■ RECORDS SUPPLIED ■
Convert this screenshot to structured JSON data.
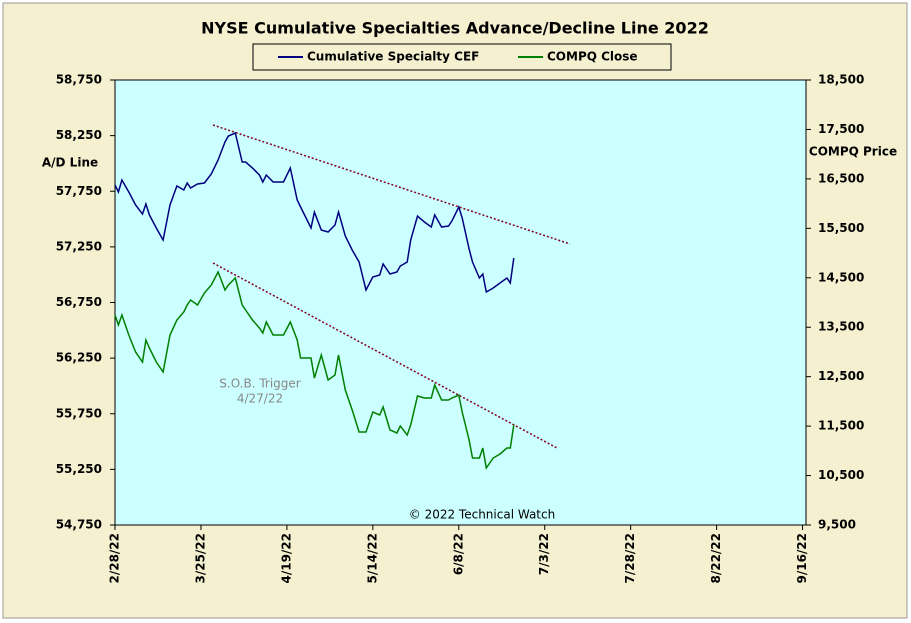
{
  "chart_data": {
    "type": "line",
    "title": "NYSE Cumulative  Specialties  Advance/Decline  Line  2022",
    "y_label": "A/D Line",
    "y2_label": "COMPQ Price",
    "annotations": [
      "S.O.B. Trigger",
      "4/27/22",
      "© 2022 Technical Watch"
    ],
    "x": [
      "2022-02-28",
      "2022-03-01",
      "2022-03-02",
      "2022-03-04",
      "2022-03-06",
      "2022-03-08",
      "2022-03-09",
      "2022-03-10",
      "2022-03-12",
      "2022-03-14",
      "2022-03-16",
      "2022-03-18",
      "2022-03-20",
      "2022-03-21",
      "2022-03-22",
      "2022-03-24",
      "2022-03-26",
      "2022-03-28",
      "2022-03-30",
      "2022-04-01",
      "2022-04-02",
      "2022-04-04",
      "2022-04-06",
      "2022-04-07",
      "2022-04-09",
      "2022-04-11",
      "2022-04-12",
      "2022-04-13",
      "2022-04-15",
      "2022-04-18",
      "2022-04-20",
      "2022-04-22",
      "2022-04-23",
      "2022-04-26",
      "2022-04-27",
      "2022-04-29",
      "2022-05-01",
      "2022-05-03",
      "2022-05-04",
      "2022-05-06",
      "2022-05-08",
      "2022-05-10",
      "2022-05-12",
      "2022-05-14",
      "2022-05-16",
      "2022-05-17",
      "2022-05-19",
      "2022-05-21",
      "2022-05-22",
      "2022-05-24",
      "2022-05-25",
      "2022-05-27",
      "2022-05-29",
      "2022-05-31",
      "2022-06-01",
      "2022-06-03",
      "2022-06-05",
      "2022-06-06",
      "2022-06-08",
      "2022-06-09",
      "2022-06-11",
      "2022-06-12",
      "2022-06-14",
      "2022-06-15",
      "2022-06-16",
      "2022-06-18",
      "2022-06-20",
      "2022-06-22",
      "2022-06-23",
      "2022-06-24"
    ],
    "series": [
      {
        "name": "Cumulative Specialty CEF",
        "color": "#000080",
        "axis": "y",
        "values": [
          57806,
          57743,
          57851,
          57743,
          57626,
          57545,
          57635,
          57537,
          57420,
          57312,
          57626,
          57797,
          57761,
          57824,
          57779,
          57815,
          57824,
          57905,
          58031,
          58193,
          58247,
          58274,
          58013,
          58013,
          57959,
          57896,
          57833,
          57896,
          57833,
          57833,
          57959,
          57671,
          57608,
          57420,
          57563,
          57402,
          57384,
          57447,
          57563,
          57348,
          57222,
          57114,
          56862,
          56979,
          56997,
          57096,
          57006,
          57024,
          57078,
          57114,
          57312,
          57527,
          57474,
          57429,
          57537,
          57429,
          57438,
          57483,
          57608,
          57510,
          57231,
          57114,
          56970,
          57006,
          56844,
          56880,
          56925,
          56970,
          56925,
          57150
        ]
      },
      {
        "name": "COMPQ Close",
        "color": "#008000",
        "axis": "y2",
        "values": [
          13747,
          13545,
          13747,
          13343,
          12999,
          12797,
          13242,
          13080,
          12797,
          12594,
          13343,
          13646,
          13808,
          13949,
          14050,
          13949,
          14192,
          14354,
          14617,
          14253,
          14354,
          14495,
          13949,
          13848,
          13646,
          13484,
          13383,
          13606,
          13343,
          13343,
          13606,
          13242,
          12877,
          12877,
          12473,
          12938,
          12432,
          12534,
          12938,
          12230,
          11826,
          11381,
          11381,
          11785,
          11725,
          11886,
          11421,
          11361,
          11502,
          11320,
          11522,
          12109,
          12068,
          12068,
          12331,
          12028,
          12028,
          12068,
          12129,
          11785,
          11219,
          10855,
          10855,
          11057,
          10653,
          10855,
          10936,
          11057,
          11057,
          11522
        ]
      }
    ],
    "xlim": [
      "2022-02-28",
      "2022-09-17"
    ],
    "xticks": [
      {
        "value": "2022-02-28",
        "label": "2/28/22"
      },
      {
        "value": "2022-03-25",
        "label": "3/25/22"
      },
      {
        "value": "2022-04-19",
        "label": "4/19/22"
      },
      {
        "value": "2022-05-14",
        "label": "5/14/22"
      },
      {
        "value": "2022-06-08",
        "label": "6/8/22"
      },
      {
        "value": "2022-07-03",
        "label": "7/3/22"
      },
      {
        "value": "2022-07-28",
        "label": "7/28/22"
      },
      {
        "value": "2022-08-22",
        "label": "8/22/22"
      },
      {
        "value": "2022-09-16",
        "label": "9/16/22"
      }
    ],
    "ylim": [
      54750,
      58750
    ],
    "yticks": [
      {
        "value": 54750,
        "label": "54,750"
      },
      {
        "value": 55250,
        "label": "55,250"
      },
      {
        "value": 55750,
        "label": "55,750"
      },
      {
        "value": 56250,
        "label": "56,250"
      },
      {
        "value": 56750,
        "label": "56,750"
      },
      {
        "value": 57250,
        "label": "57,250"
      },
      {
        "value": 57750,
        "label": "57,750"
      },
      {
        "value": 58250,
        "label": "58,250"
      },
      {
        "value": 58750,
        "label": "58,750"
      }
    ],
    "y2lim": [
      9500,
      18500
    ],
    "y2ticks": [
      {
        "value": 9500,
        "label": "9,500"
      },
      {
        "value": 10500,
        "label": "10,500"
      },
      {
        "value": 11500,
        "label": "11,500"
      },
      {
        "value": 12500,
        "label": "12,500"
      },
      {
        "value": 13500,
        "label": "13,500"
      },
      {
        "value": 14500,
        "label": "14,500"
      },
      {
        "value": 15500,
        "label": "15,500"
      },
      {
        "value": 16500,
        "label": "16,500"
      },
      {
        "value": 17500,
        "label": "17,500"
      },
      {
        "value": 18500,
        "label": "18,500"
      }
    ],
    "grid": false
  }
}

■ WHAT TO PRODUCE ■
Copy the material above in full and exactly, skipping pictures.

■ ANSWER FOR THE TASK ■
Convert this screenshot to structured JSON data.
{
  "chart_data": {
    "type": "line",
    "title": "NYSE Cumulative  Specialties  Advance/Decline  Line  2022",
    "y_label": "A/D Line",
    "y2_label": "COMPQ Price",
    "annotations": [
      "S.O.B. Trigger",
      "4/27/22",
      "© 2022 Technical Watch"
    ],
    "x": [
      "2022-02-28",
      "2022-03-01",
      "2022-03-02",
      "2022-03-04",
      "2022-03-06",
      "2022-03-08",
      "2022-03-09",
      "2022-03-10",
      "2022-03-12",
      "2022-03-14",
      "2022-03-16",
      "2022-03-18",
      "2022-03-20",
      "2022-03-21",
      "2022-03-22",
      "2022-03-24",
      "2022-03-26",
      "2022-03-28",
      "2022-03-30",
      "2022-04-01",
      "2022-04-02",
      "2022-04-04",
      "2022-04-06",
      "2022-04-07",
      "2022-04-09",
      "2022-04-11",
      "2022-04-12",
      "2022-04-13",
      "2022-04-15",
      "2022-04-18",
      "2022-04-20",
      "2022-04-22",
      "2022-04-23",
      "2022-04-26",
      "2022-04-27",
      "2022-04-29",
      "2022-05-01",
      "2022-05-03",
      "2022-05-04",
      "2022-05-06",
      "2022-05-08",
      "2022-05-10",
      "2022-05-12",
      "2022-05-14",
      "2022-05-16",
      "2022-05-17",
      "2022-05-19",
      "2022-05-21",
      "2022-05-22",
      "2022-05-24",
      "2022-05-25",
      "2022-05-27",
      "2022-05-29",
      "2022-05-31",
      "2022-06-01",
      "2022-06-03",
      "2022-06-05",
      "2022-06-06",
      "2022-06-08",
      "2022-06-09",
      "2022-06-11",
      "2022-06-12",
      "2022-06-14",
      "2022-06-15",
      "2022-06-16",
      "2022-06-18",
      "2022-06-20",
      "2022-06-22",
      "2022-06-23",
      "2022-06-24"
    ],
    "series": [
      {
        "name": "Cumulative Specialty CEF",
        "color": "#000080",
        "axis": "y",
        "values": [
          57806,
          57743,
          57851,
          57743,
          57626,
          57545,
          57635,
          57537,
          57420,
          57312,
          57626,
          57797,
          57761,
          57824,
          57779,
          57815,
          57824,
          57905,
          58031,
          58193,
          58247,
          58274,
          58013,
          58013,
          57959,
          57896,
          57833,
          57896,
          57833,
          57833,
          57959,
          57671,
          57608,
          57420,
          57563,
          57402,
          57384,
          57447,
          57563,
          57348,
          57222,
          57114,
          56862,
          56979,
          56997,
          57096,
          57006,
          57024,
          57078,
          57114,
          57312,
          57527,
          57474,
          57429,
          57537,
          57429,
          57438,
          57483,
          57608,
          57510,
          57231,
          57114,
          56970,
          57006,
          56844,
          56880,
          56925,
          56970,
          56925,
          57150
        ]
      },
      {
        "name": "COMPQ Close",
        "color": "#008000",
        "axis": "y2",
        "values": [
          13747,
          13545,
          13747,
          13343,
          12999,
          12797,
          13242,
          13080,
          12797,
          12594,
          13343,
          13646,
          13808,
          13949,
          14050,
          13949,
          14192,
          14354,
          14617,
          14253,
          14354,
          14495,
          13949,
          13848,
          13646,
          13484,
          13383,
          13606,
          13343,
          13343,
          13606,
          13242,
          12877,
          12877,
          12473,
          12938,
          12432,
          12534,
          12938,
          12230,
          11826,
          11381,
          11381,
          11785,
          11725,
          11886,
          11421,
          11361,
          11502,
          11320,
          11522,
          12109,
          12068,
          12068,
          12331,
          12028,
          12028,
          12068,
          12129,
          11785,
          11219,
          10855,
          10855,
          11057,
          10653,
          10855,
          10936,
          11057,
          11057,
          11522
        ]
      }
    ],
    "xlim": [
      "2022-02-28",
      "2022-09-17"
    ],
    "xticks": [
      {
        "value": "2022-02-28",
        "label": "2/28/22"
      },
      {
        "value": "2022-03-25",
        "label": "3/25/22"
      },
      {
        "value": "2022-04-19",
        "label": "4/19/22"
      },
      {
        "value": "2022-05-14",
        "label": "5/14/22"
      },
      {
        "value": "2022-06-08",
        "label": "6/8/22"
      },
      {
        "value": "2022-07-03",
        "label": "7/3/22"
      },
      {
        "value": "2022-07-28",
        "label": "7/28/22"
      },
      {
        "value": "2022-08-22",
        "label": "8/22/22"
      },
      {
        "value": "2022-09-16",
        "label": "9/16/22"
      }
    ],
    "ylim": [
      54750,
      58750
    ],
    "yticks": [
      {
        "value": 54750,
        "label": "54,750"
      },
      {
        "value": 55250,
        "label": "55,250"
      },
      {
        "value": 55750,
        "label": "55,750"
      },
      {
        "value": 56250,
        "label": "56,250"
      },
      {
        "value": 56750,
        "label": "56,750"
      },
      {
        "value": 57250,
        "label": "57,250"
      },
      {
        "value": 57750,
        "label": "57,750"
      },
      {
        "value": 58250,
        "label": "58,250"
      },
      {
        "value": 58750,
        "label": "58,750"
      }
    ],
    "y2lim": [
      9500,
      18500
    ],
    "y2ticks": [
      {
        "value": 9500,
        "label": "9,500"
      },
      {
        "value": 10500,
        "label": "10,500"
      },
      {
        "value": 11500,
        "label": "11,500"
      },
      {
        "value": 12500,
        "label": "12,500"
      },
      {
        "value": 13500,
        "label": "13,500"
      },
      {
        "value": 14500,
        "label": "14,500"
      },
      {
        "value": 15500,
        "label": "15,500"
      },
      {
        "value": 16500,
        "label": "16,500"
      },
      {
        "value": 17500,
        "label": "17,500"
      },
      {
        "value": 18500,
        "label": "18,500"
      }
    ],
    "grid": false
  }
}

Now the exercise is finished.